**RECORDS FOR THE EXERCISE**.
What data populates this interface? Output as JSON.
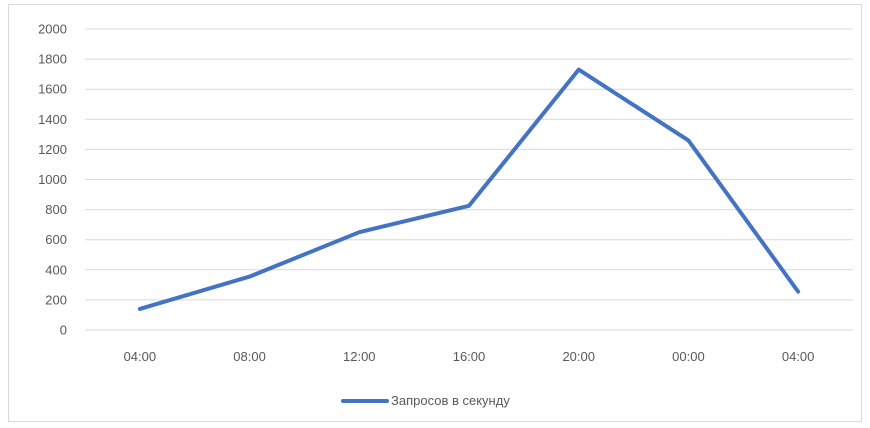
{
  "chart_data": {
    "type": "line",
    "title": "",
    "xlabel": "",
    "ylabel": "",
    "categories": [
      "04:00",
      "08:00",
      "12:00",
      "16:00",
      "20:00",
      "00:00",
      "04:00"
    ],
    "series": [
      {
        "name": "Запросов в секунду",
        "color": "#4472c4",
        "values": [
          140,
          355,
          650,
          825,
          1730,
          1260,
          255
        ]
      }
    ],
    "ylim": [
      0,
      2000
    ],
    "yticks": [
      0,
      200,
      400,
      600,
      800,
      1000,
      1200,
      1400,
      1600,
      1800,
      2000
    ],
    "grid": true,
    "legend_position": "bottom"
  }
}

**INSTRUCTION**. Repeat all of the entries word for word, but omit the pictures.

**THE OUTPUT**.
What data populates this interface? Output as JSON.
{
  "chart_data": {
    "type": "line",
    "title": "",
    "xlabel": "",
    "ylabel": "",
    "categories": [
      "04:00",
      "08:00",
      "12:00",
      "16:00",
      "20:00",
      "00:00",
      "04:00"
    ],
    "series": [
      {
        "name": "Запросов в секунду",
        "color": "#4472c4",
        "values": [
          140,
          355,
          650,
          825,
          1730,
          1260,
          255
        ]
      }
    ],
    "ylim": [
      0,
      2000
    ],
    "yticks": [
      0,
      200,
      400,
      600,
      800,
      1000,
      1200,
      1400,
      1600,
      1800,
      2000
    ],
    "grid": true,
    "legend_position": "bottom"
  }
}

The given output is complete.